#### Source material ####
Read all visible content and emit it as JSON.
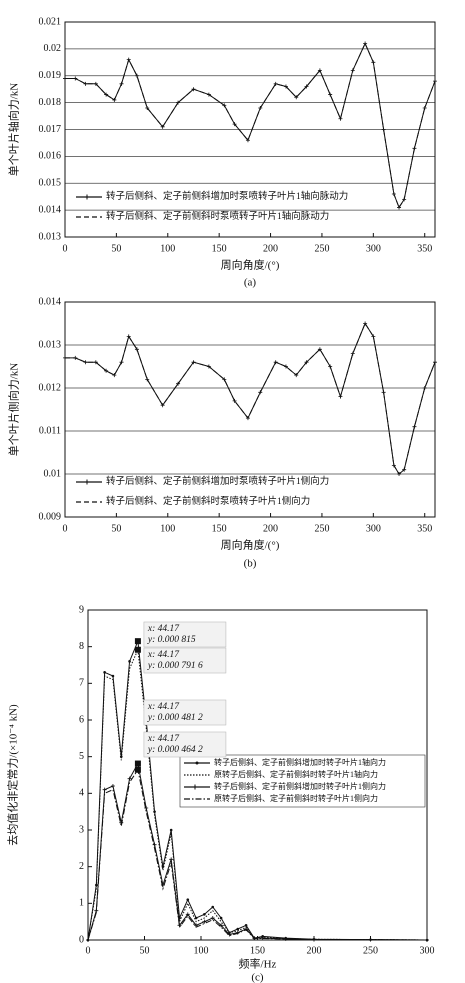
{
  "chart_data": [
    {
      "type": "line",
      "caption": "(a)",
      "x_label": "周向角度/(°)",
      "y_label": "单个叶片轴向力/kN",
      "x": [
        0,
        10,
        20,
        30,
        40,
        48,
        55,
        62,
        70,
        80,
        95,
        110,
        125,
        140,
        155,
        165,
        178,
        190,
        205,
        215,
        225,
        235,
        248,
        258,
        268,
        280,
        292,
        300,
        310,
        320,
        325,
        330,
        340,
        350,
        360
      ],
      "series": [
        {
          "name": "转子后侧斜、定子前侧斜增加时泵喷转子叶片1轴向脉动力",
          "color": "#111111",
          "style": "solid",
          "marker": "+",
          "values": [
            0.0189,
            0.0189,
            0.0187,
            0.0187,
            0.0183,
            0.0181,
            0.0187,
            0.0196,
            0.019,
            0.0178,
            0.0171,
            0.018,
            0.0185,
            0.0183,
            0.0179,
            0.0172,
            0.0166,
            0.0178,
            0.0187,
            0.0186,
            0.0182,
            0.0186,
            0.0192,
            0.0183,
            0.0174,
            0.0192,
            0.0202,
            0.0195,
            0.017,
            0.0146,
            0.0141,
            0.0144,
            0.0163,
            0.0178,
            0.0188
          ]
        },
        {
          "name": "转子后侧斜、定子前侧斜时泵喷转子叶片1轴向脉动力",
          "color": "#111111",
          "style": "dashed",
          "marker": "none",
          "values": [
            0.0189,
            0.0189,
            0.0187,
            0.0187,
            0.0183,
            0.0181,
            0.0187,
            0.0196,
            0.019,
            0.0178,
            0.0171,
            0.018,
            0.0185,
            0.0183,
            0.0179,
            0.0172,
            0.0166,
            0.0178,
            0.0187,
            0.0186,
            0.0182,
            0.0186,
            0.0192,
            0.0183,
            0.0174,
            0.0192,
            0.0202,
            0.0195,
            0.017,
            0.0146,
            0.0141,
            0.0144,
            0.0163,
            0.0178,
            0.0188
          ]
        }
      ],
      "xlim": [
        0,
        360
      ],
      "xticks": [
        0,
        50,
        100,
        150,
        200,
        250,
        300,
        350
      ],
      "ylim": [
        0.013,
        0.021
      ],
      "yticks": [
        0.013,
        0.014,
        0.015,
        0.016,
        0.017,
        0.018,
        0.019,
        0.02,
        0.021
      ],
      "grid": true,
      "legend": "lower left",
      "legend_frame": false
    },
    {
      "type": "line",
      "caption": "(b)",
      "x_label": "周向角度/(°)",
      "y_label": "单个叶片侧向力/kN",
      "x": [
        0,
        10,
        20,
        30,
        40,
        48,
        55,
        62,
        70,
        80,
        95,
        110,
        125,
        140,
        155,
        165,
        178,
        190,
        205,
        215,
        225,
        235,
        248,
        258,
        268,
        280,
        292,
        300,
        310,
        320,
        325,
        330,
        340,
        350,
        360
      ],
      "series": [
        {
          "name": "转子后侧斜、定子前侧斜增加时泵喷转子叶片1侧向力",
          "color": "#111111",
          "style": "solid",
          "marker": "+",
          "values": [
            0.0127,
            0.0127,
            0.0126,
            0.0126,
            0.0124,
            0.0123,
            0.0126,
            0.0132,
            0.0129,
            0.0122,
            0.0116,
            0.0121,
            0.0126,
            0.0125,
            0.0122,
            0.0117,
            0.0113,
            0.0119,
            0.0126,
            0.0125,
            0.0123,
            0.0126,
            0.0129,
            0.0125,
            0.0118,
            0.0128,
            0.0135,
            0.0132,
            0.0119,
            0.0102,
            0.01,
            0.0101,
            0.0111,
            0.012,
            0.0126
          ]
        },
        {
          "name": "转子后侧斜、定子前侧斜时泵喷转子叶片1侧向力",
          "color": "#111111",
          "style": "dashed",
          "marker": "none",
          "values": [
            0.0127,
            0.0127,
            0.0126,
            0.0126,
            0.0124,
            0.0123,
            0.0126,
            0.0132,
            0.0129,
            0.0122,
            0.0116,
            0.0121,
            0.0126,
            0.0125,
            0.0122,
            0.0117,
            0.0113,
            0.0119,
            0.0126,
            0.0125,
            0.0123,
            0.0126,
            0.0129,
            0.0125,
            0.0118,
            0.0128,
            0.0135,
            0.0132,
            0.0119,
            0.0102,
            0.01,
            0.0101,
            0.0111,
            0.012,
            0.0126
          ]
        }
      ],
      "xlim": [
        0,
        360
      ],
      "xticks": [
        0,
        50,
        100,
        150,
        200,
        250,
        300,
        350
      ],
      "ylim": [
        0.009,
        0.014
      ],
      "yticks": [
        0.009,
        0.01,
        0.011,
        0.012,
        0.013,
        0.014
      ],
      "grid": true,
      "legend": "lower left",
      "legend_frame": false
    },
    {
      "type": "line",
      "caption": "(c)",
      "x_label": "频率/Hz",
      "y_label": "去均值化非定常力/(×10⁻⁴ kN)",
      "x": [
        0,
        7.36,
        14.72,
        22.08,
        29.44,
        36.8,
        44.17,
        51.5,
        58.9,
        66.3,
        73.6,
        81,
        88.3,
        95.7,
        103,
        110.4,
        117.8,
        125.1,
        132.5,
        139.9,
        147.2,
        154.6,
        175,
        200,
        250,
        300
      ],
      "series": [
        {
          "name": "转子后侧斜、定子前侧斜增加时转子叶片1轴向力",
          "color": "#111111",
          "style": "solid",
          "marker": "dot",
          "values": [
            0,
            1.5,
            7.3,
            7.2,
            5.0,
            7.6,
            8.15,
            6.0,
            3.5,
            2.0,
            3.0,
            0.6,
            1.1,
            0.6,
            0.7,
            0.9,
            0.6,
            0.2,
            0.3,
            0.4,
            0.05,
            0.1,
            0.05,
            0.02,
            0.01,
            0
          ]
        },
        {
          "name": "原转子后侧斜、定子前侧斜时转子叶片1轴向力",
          "color": "#111111",
          "style": "dotted",
          "marker": "none",
          "values": [
            0,
            1.4,
            7.2,
            7.1,
            4.9,
            7.4,
            7.916,
            5.8,
            3.4,
            1.9,
            2.9,
            0.5,
            1.0,
            0.5,
            0.6,
            0.8,
            0.5,
            0.2,
            0.25,
            0.35,
            0.05,
            0.08,
            0.04,
            0.02,
            0.01,
            0
          ]
        },
        {
          "name": "转子后侧斜、定子前侧斜增加时转子叶片1侧向力",
          "color": "#111111",
          "style": "solid",
          "marker": "+",
          "values": [
            0,
            0.8,
            4.1,
            4.2,
            3.2,
            4.4,
            4.812,
            3.6,
            2.6,
            1.5,
            2.2,
            0.4,
            0.7,
            0.4,
            0.5,
            0.6,
            0.4,
            0.15,
            0.2,
            0.3,
            0.05,
            0.05,
            0.03,
            0.01,
            0.01,
            0
          ]
        },
        {
          "name": "原转子后侧斜、定子前侧斜时转子叶片1侧向力",
          "color": "#111111",
          "style": "dashdot",
          "marker": "none",
          "values": [
            0,
            0.75,
            4.0,
            4.1,
            3.1,
            4.3,
            4.642,
            3.5,
            2.5,
            1.4,
            2.1,
            0.35,
            0.65,
            0.35,
            0.45,
            0.55,
            0.35,
            0.12,
            0.18,
            0.28,
            0.04,
            0.04,
            0.03,
            0.01,
            0.01,
            0
          ]
        }
      ],
      "annotations": [
        [
          "x: 44.17",
          "y: 0.000 815"
        ],
        [
          "x: 44.17",
          "y: 0.000 791 6"
        ],
        [
          "x: 44.17",
          "y: 0.000 481 2"
        ],
        [
          "x: 44.17",
          "y: 0.000 464 2"
        ]
      ],
      "xlim": [
        0,
        300
      ],
      "xticks": [
        0,
        50,
        100,
        150,
        200,
        250,
        300
      ],
      "ylim": [
        0,
        9
      ],
      "yticks": [
        0,
        1,
        2,
        3,
        4,
        5,
        6,
        7,
        8,
        9
      ],
      "grid": false,
      "legend": "center right",
      "legend_frame": true
    }
  ]
}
####
**Given problem:** Look through the data above. Find each line with the string "name" and copy it.

**The answer:**
          "name": "转子后侧斜、定子前侧斜增加时泵喷转子叶片1轴向脉动力",
          "name": "转子后侧斜、定子前侧斜时泵喷转子叶片1轴向脉动力",
          "name": "转子后侧斜、定子前侧斜增加时泵喷转子叶片1侧向力",
          "name": "转子后侧斜、定子前侧斜时泵喷转子叶片1侧向力",
          "name": "转子后侧斜、定子前侧斜增加时转子叶片1轴向力",
          "name": "原转子后侧斜、定子前侧斜时转子叶片1轴向力",
          "name": "转子后侧斜、定子前侧斜增加时转子叶片1侧向力",
          "name": "原转子后侧斜、定子前侧斜时转子叶片1侧向力",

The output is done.